### Text excerpt
——————

The Sino-U.S. trade war, which has stymied U.S. farm exports, “is going to be a long one, and we keep delivering the message, ‘We’re with you, Mr. President,'” said the leader of the largest U.S. farm group on Sunday, adding a caveat. “The runaway of our patience is going to be determined by the financial situation of our farms. We went into the battle very weak.”
In opening the centennial meeting of the American Farm Bureau Federation, president Zippy Duvall said farmers hope for a speedy resolution of the trade war, but said, “we’re going to hang with him,” meaning President Trump, who is scheduled to speak Tuesday to the convention in New Orleans. Senate Agriculture chairman Pat Roberts, speaking after Duvall, suggested a change in course: “Let’s trade with China” while negotiating over U.S. complaints of unfair trading practices and intellectual piracy by China.
Farm and rural voters were key to Trump’s election in 2016 and he remains highly popular in rural America. He scored a sky-high 76 percent approval rating in late December, just before the partial government shutdown, in a straw poll of producers by Farm Journal. By contrast, Trump has an approval rating of 41 percent in a tracking poll maintained by the analytical site FiveThirtyEight.
Duvall said 2018 was “a terrible year for all of us.” There were hurricanes and wildfires, tit-for-tat tariffs with U.S. trading partners, a farm labor shortage and low commodity prices. Farm income has been in a rut since 2015, running at roughly half of the record set in 2013. The year was a success as far as federal policy, he said, with tax cuts for farmers and ranchers, regulatory relief, passage of a five-year farm law that modestly strengthens the safety net and administration promises to begin year round sales this summer of E15, a 15-percent blend of corn ethanol into gasoline.
Before the trade war began last summer, China was the No. 1 market for U.S. farm exports. It is forecast to tumble to No. 5 this year, with purchases down 60 percent. Soybean sales to Beijing, which ran at $14 billion a year, have plunged because of retaliatory tariffs. To mitigate the impact of the trade war on U.S. agriculture, the White House earmarked up to $9.6 billion in cash payments to almond, corn, cotton, dairy, hog, sorghum, soybean, fresh sweet cherries and wheat producers.
The package in “no way makes us whole,” said Duvall, but “it surely is appreciated.” He led the crowd in a round of applause to show thanks to the administration. Some $3 billion in Trump tariff payments have flowed to producers during the partial government shutdown, raising the total payout to $5.2 billion, a USDA spokesman told the Washington Post. The payments go to producers who completed paperwork for assistance before the shutdown began on Dec. 22.

——————

### Given entries
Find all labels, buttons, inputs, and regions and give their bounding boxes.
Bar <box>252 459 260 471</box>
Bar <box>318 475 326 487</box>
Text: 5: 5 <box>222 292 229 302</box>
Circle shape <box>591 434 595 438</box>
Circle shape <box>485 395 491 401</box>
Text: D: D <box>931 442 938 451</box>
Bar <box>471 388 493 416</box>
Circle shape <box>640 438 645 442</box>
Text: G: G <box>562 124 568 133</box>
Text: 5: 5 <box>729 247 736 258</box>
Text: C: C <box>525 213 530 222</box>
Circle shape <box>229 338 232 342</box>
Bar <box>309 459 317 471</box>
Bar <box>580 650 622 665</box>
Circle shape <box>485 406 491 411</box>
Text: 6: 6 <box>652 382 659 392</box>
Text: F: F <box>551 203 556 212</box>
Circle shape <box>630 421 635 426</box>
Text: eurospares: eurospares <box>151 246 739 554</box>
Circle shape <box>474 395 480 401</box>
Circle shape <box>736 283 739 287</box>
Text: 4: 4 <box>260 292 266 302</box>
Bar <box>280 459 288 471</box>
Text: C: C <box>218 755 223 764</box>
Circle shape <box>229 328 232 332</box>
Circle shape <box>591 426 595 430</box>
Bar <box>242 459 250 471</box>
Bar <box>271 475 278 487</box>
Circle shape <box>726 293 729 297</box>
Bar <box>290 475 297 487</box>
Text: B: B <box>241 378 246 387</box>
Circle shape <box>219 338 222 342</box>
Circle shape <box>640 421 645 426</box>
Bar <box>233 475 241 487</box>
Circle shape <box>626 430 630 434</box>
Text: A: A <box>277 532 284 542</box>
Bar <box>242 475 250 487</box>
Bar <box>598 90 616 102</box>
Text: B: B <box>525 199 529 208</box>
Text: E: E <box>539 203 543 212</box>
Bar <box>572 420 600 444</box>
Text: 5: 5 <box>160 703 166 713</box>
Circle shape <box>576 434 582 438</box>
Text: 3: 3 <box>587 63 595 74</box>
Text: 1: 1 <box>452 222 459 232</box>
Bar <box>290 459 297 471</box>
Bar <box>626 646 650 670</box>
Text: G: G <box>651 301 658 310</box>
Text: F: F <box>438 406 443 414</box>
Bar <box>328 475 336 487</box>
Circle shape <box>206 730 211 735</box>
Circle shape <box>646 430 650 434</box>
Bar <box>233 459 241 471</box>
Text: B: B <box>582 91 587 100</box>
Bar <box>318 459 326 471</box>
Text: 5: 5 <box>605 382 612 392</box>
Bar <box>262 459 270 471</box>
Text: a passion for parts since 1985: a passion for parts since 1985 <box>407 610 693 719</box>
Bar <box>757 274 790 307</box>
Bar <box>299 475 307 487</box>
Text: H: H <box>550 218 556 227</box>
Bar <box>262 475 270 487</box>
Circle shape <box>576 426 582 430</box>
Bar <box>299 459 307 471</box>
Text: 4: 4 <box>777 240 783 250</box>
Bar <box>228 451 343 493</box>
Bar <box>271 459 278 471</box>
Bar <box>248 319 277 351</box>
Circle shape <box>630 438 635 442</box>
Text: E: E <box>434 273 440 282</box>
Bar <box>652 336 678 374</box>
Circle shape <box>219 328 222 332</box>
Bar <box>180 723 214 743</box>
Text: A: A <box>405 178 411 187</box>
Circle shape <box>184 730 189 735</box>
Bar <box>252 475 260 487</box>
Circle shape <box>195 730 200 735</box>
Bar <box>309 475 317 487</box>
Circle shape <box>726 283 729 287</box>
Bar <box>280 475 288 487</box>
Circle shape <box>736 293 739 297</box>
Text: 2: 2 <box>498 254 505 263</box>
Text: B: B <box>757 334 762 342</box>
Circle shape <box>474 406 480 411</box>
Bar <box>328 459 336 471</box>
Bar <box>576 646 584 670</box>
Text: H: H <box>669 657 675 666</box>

——————

### Instructions
#1 Print the passage of the farm trade war article starting at "The package in" and ending at "on Dec. 22.", copied word for word.
#2 Continue the article on U.S. farmers and the China trade war from the point where it stops.

### Responses
#1
The package in “no way makes us whole,” said Duvall, but “it surely is appreciated.” He led the crowd in a round of applause to show thanks to the administration. Some $3 billion in Trump tariff payments have flowed to producers during the partial government shutdown, raising the total payout to $5.2 billion, a USDA spokesman told the Washington Post. The payments go to producers who completed paperwork for assistance before the shutdown began on Dec. 22.

#2
While the administration wrestles with China, U.S. farm trade could benefit from negotiations with Japan and Britain for market-opening pacts, said Duvall. He urged AFBF members to vocally support ratification of the successor agreement to NAFTA, which maintains duty-free access for most farm goods to Canada and Mexico and offers some new opportunities for wheat and dairy sales.
“We need some new trade agreements,” agreed Roberts. The White House pledged an era of bilateral trade agreements to replace the TPP and other multilateral pacts that Trump views as biased against the United States, but they are slow in coming.
The American Soybean Association says its top priority for 2019 is “pushing the Administration to resolve its tariff war with China, including rescinding its Section 301 duties if China agrees to lift its 25 percent tariff on U.S. soybeans.” The group for soybean farmers calls for free trade agreements with the EU, Japan, Britain, Vietnam, Indonesia and the Philippines to boost soy and livestock exports.
The largest group representing hog farmers, the National Pork Producers Council, says the White House should remove steel and aluminum tariffs from Mexico in order to restore pork sales to the southern neighbor. It also supports a resolution of the trade war with China so exports can resume, along with trade negotiations with the EU, Britain and Japan. In addition, it will work for agricultural visa reform. “This reform could take the shape in the form of new programs or incremental changes to existing programs such as H-2A (more likely),” it said.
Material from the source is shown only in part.